Check every line of the records below for the string "area" and copy the ones that have it.

BEGIN Information provided

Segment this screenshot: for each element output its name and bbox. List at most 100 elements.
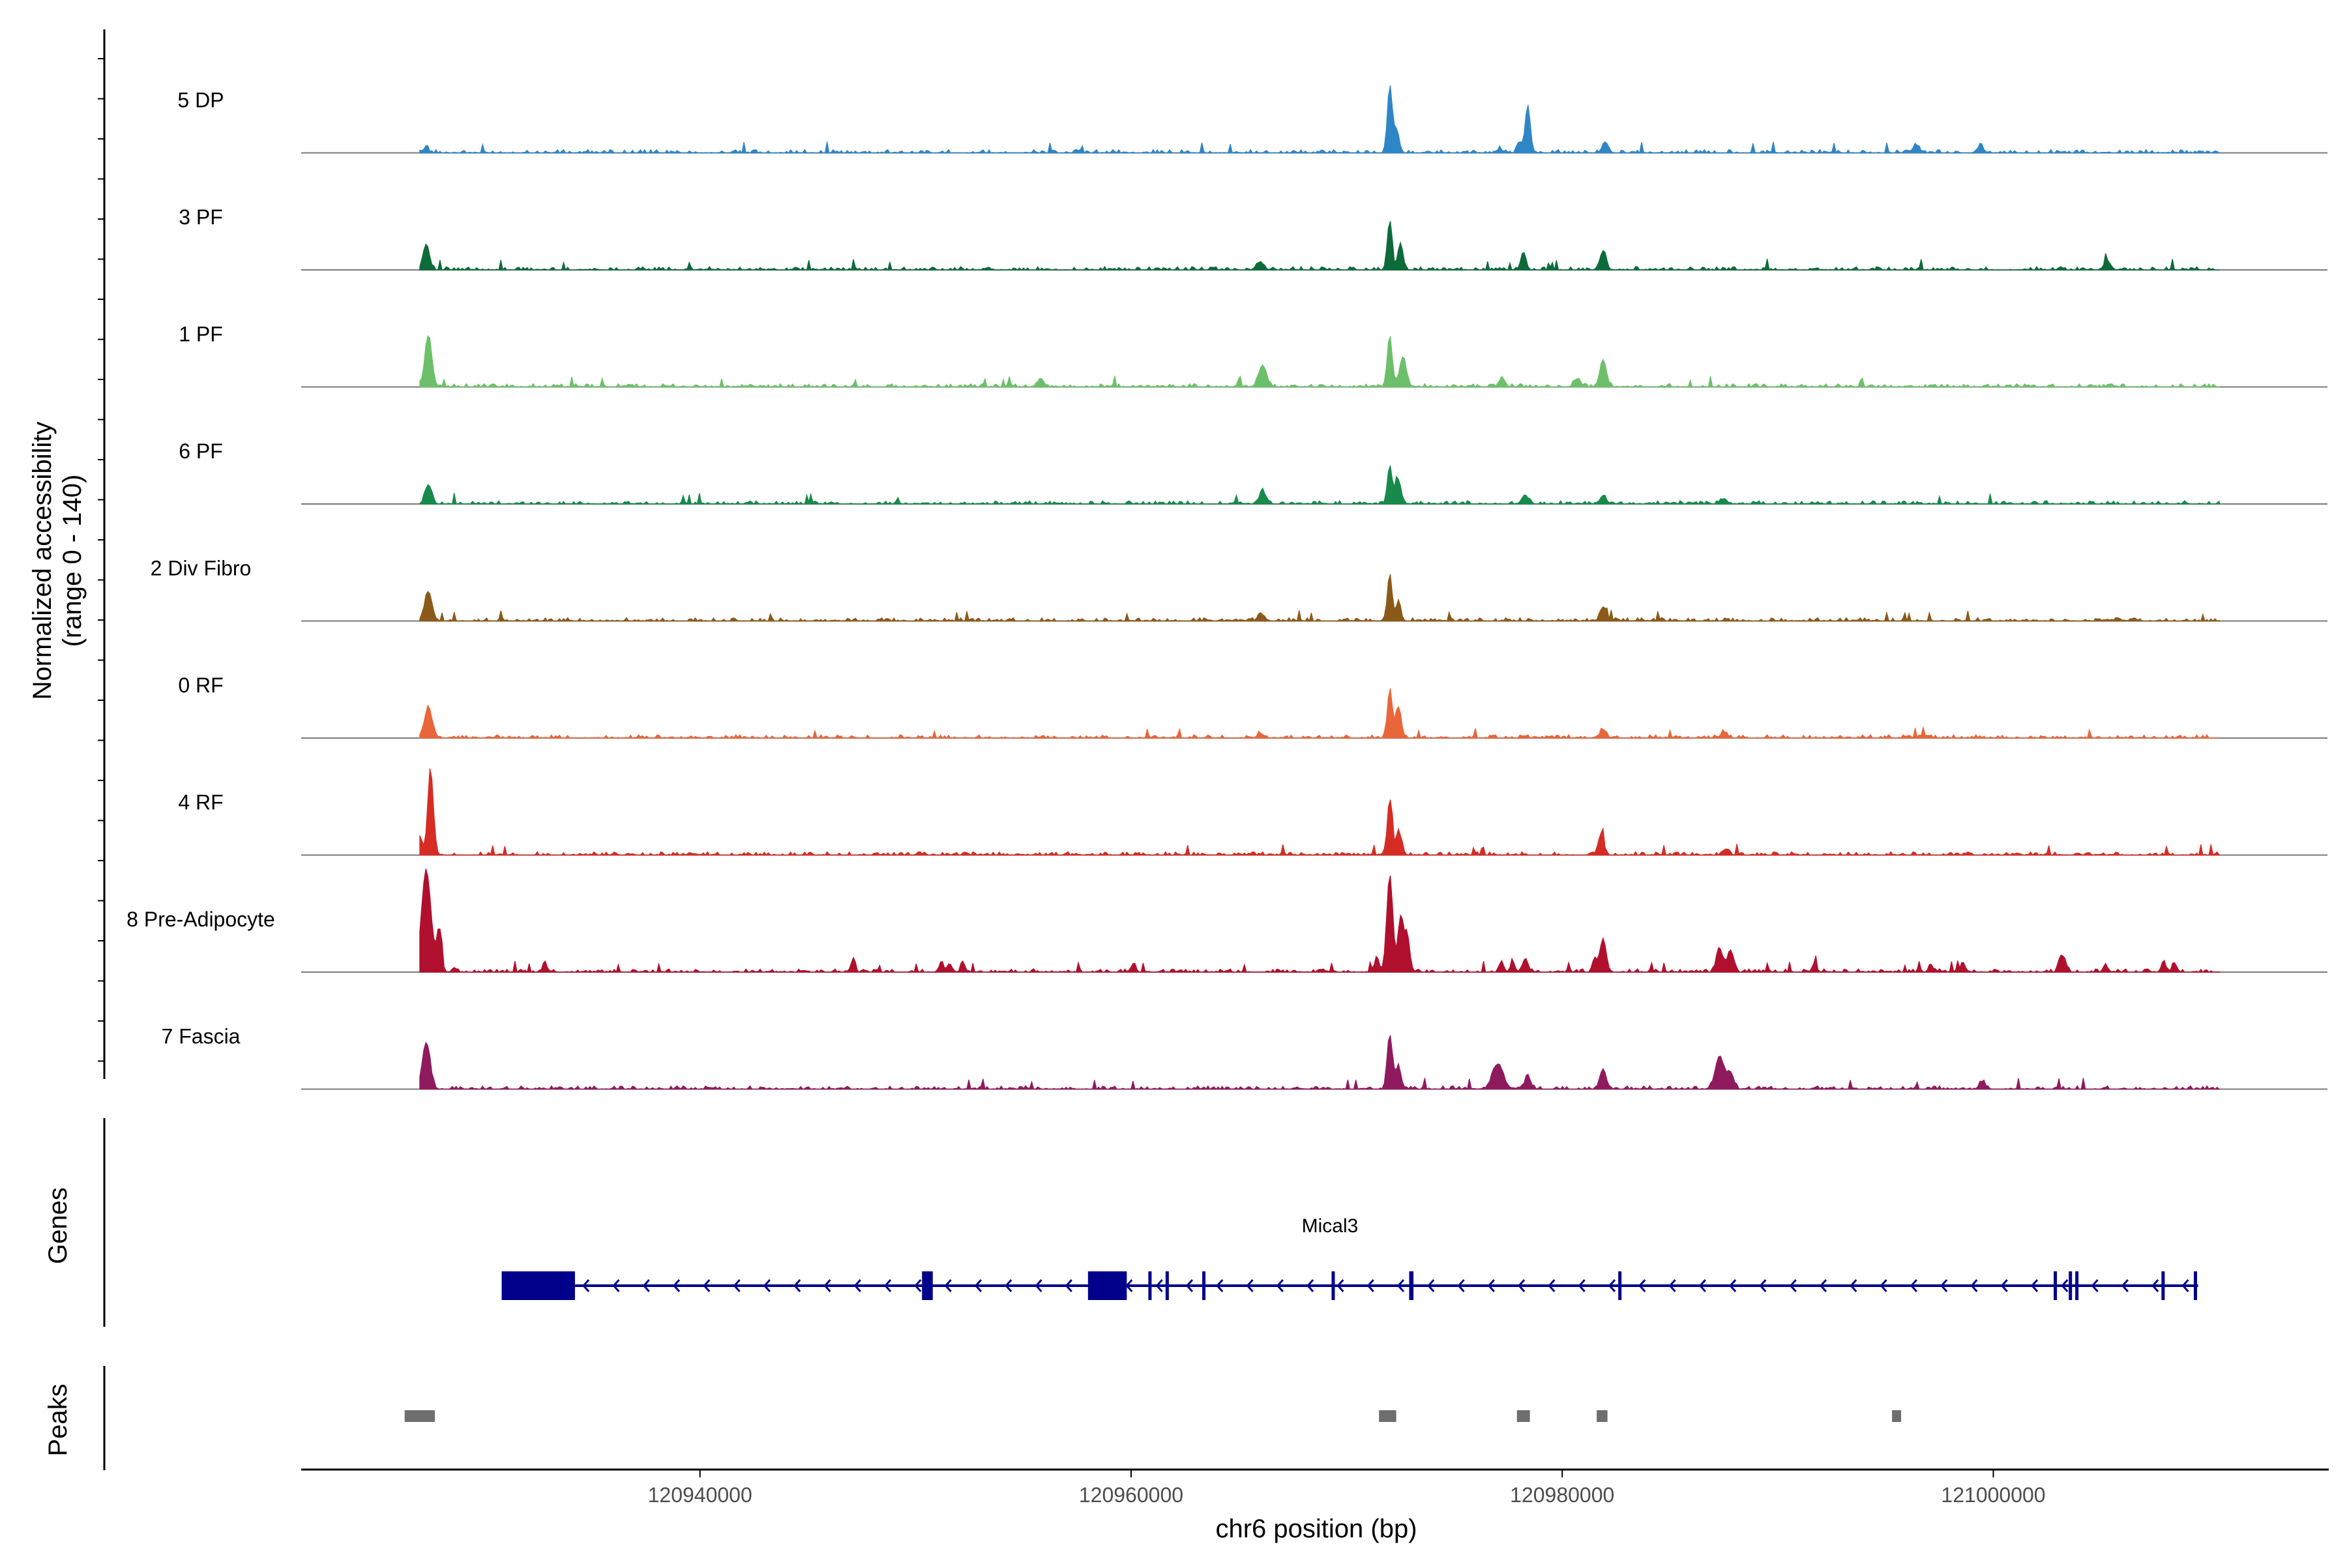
- track-0-rf: 0 RF: [178, 673, 2327, 739]
- genes-track-label: Genes: [44, 1187, 72, 1264]
- track-6-pf: 6 PF: [179, 439, 2327, 505]
- strand-arrow: [823, 1279, 831, 1292]
- strand-arrow: [672, 1279, 681, 1292]
- peaks-track: [404, 1410, 1902, 1422]
- strand-arrow: [582, 1279, 590, 1292]
- strand-arrow: [733, 1279, 741, 1292]
- strand-arrow: [1487, 1279, 1495, 1292]
- coverage-area: [419, 221, 2220, 271]
- peak-region: [1597, 1410, 1608, 1422]
- y-axis-title-line2: (range 0 - 140): [58, 475, 87, 647]
- strand-arrow: [1548, 1279, 1556, 1292]
- track-label: 6 PF: [179, 439, 223, 463]
- strand-arrow: [2121, 1279, 2129, 1292]
- strand-arrow: [2061, 1279, 2069, 1292]
- gene-exon: [2161, 1271, 2165, 1300]
- gene-exon: [1165, 1271, 1169, 1300]
- left-axes: [98, 29, 106, 1470]
- gene-exon: [922, 1271, 933, 1300]
- track-label: 1 PF: [179, 323, 223, 346]
- gene-name-label: Mical3: [1302, 1215, 1359, 1237]
- strand-arrow: [1578, 1279, 1586, 1292]
- strand-arrow: [612, 1279, 620, 1292]
- peak-region: [1379, 1410, 1396, 1422]
- strand-arrow: [703, 1279, 711, 1292]
- strand-arrow: [1306, 1279, 1314, 1292]
- track-7-fascia: 7 Fascia: [162, 1025, 2327, 1090]
- strand-arrow: [1789, 1279, 1797, 1292]
- gene-exon: [1202, 1271, 1206, 1300]
- coverage-area: [419, 334, 2220, 388]
- track-5-dp: 5 DP: [177, 85, 2327, 154]
- strand-arrow: [2151, 1279, 2159, 1292]
- strand-arrow: [1940, 1279, 1948, 1292]
- track-label: 4 RF: [178, 791, 223, 814]
- x-axis-title: chr6 position (bp): [1215, 1515, 1417, 1543]
- strand-arrow: [944, 1279, 952, 1292]
- strand-arrow: [793, 1279, 801, 1292]
- coverage-area: [419, 868, 2221, 973]
- y-axis-title-line1: Normalized accessibility: [28, 422, 57, 700]
- x-tick-label: 121000000: [1941, 1483, 2045, 1507]
- strand-arrow: [974, 1279, 982, 1292]
- strand-arrow: [1065, 1279, 1072, 1292]
- gene-exon: [501, 1271, 575, 1300]
- strand-arrow: [2031, 1279, 2039, 1292]
- x-tick-label: 120940000: [648, 1483, 752, 1507]
- gene-exon: [1148, 1271, 1152, 1300]
- strand-arrow: [1336, 1279, 1344, 1292]
- track-label: 3 PF: [179, 205, 223, 229]
- strand-arrow: [1276, 1279, 1284, 1292]
- strand-arrow: [2091, 1279, 2099, 1292]
- strand-arrow: [1698, 1279, 1706, 1292]
- strand-arrow: [1518, 1279, 1526, 1292]
- track-2-div-fibro: 2 Div Fibro: [151, 557, 2327, 623]
- gene-exon: [2194, 1271, 2198, 1300]
- peak-region: [1516, 1410, 1530, 1422]
- gene-exon: [1087, 1271, 1127, 1300]
- coverage-area: [419, 85, 2220, 154]
- x-tick-label: 120980000: [1510, 1483, 1614, 1507]
- strand-arrow: [2000, 1279, 2008, 1292]
- gene-exon: [2054, 1271, 2058, 1300]
- strand-arrow: [884, 1279, 892, 1292]
- gene-exon: [2075, 1271, 2079, 1300]
- strand-arrow: [1246, 1279, 1254, 1292]
- track-1-pf: 1 PF: [179, 323, 2327, 388]
- gene-track: [501, 1271, 2198, 1300]
- strand-arrow: [1216, 1279, 1224, 1292]
- coverage-area: [419, 1035, 2220, 1090]
- coverage-area: [419, 574, 2221, 623]
- track-label: 0 RF: [178, 673, 223, 697]
- peak-region: [1892, 1410, 1902, 1422]
- track-label: 2 Div Fibro: [151, 557, 252, 580]
- strand-arrow: [853, 1279, 861, 1292]
- strand-arrow: [2181, 1279, 2189, 1292]
- x-axis: 120940000 120960000 120980000 121000000: [301, 1468, 2329, 1507]
- strand-arrow: [1759, 1279, 1767, 1292]
- track-3-pf: 3 PF: [179, 205, 2327, 271]
- strand-arrow: [1819, 1279, 1827, 1292]
- strand-arrow: [1729, 1279, 1737, 1292]
- strand-arrow: [1366, 1279, 1374, 1292]
- strand-arrow: [763, 1279, 771, 1292]
- strand-arrow: [1910, 1279, 1917, 1292]
- x-tick-label: 120960000: [1079, 1483, 1183, 1507]
- peak-region: [404, 1410, 435, 1422]
- track-4-rf: 4 RF: [178, 768, 2327, 856]
- coverage-area: [419, 688, 2220, 739]
- gene-exon: [2069, 1271, 2073, 1300]
- strand-arrow: [1970, 1279, 1978, 1292]
- track-label: 5 DP: [177, 89, 224, 112]
- strand-arrow: [1668, 1279, 1676, 1292]
- strand-arrow: [914, 1279, 922, 1292]
- strand-arrow: [1185, 1279, 1194, 1292]
- strand-arrow: [642, 1279, 650, 1292]
- track-8-pre-adipocyte: 8 Pre-Adipocyte: [126, 868, 2327, 973]
- gene-exon: [1331, 1271, 1335, 1300]
- strand-arrow: [1880, 1279, 1887, 1292]
- track-label: 8 Pre-Adipocyte: [126, 908, 275, 931]
- gene-exon: [1409, 1271, 1414, 1300]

END Information provided

» **The answer**:
- coverage-area: [419, 221, 2220, 271]
- coverage-area: [419, 334, 2220, 388]
- coverage-area: [419, 868, 2221, 973]
- coverage-area: [419, 85, 2220, 154]
- coverage-area: [419, 1035, 2220, 1090]
- coverage-area: [419, 574, 2221, 623]
- coverage-area: [419, 688, 2220, 739]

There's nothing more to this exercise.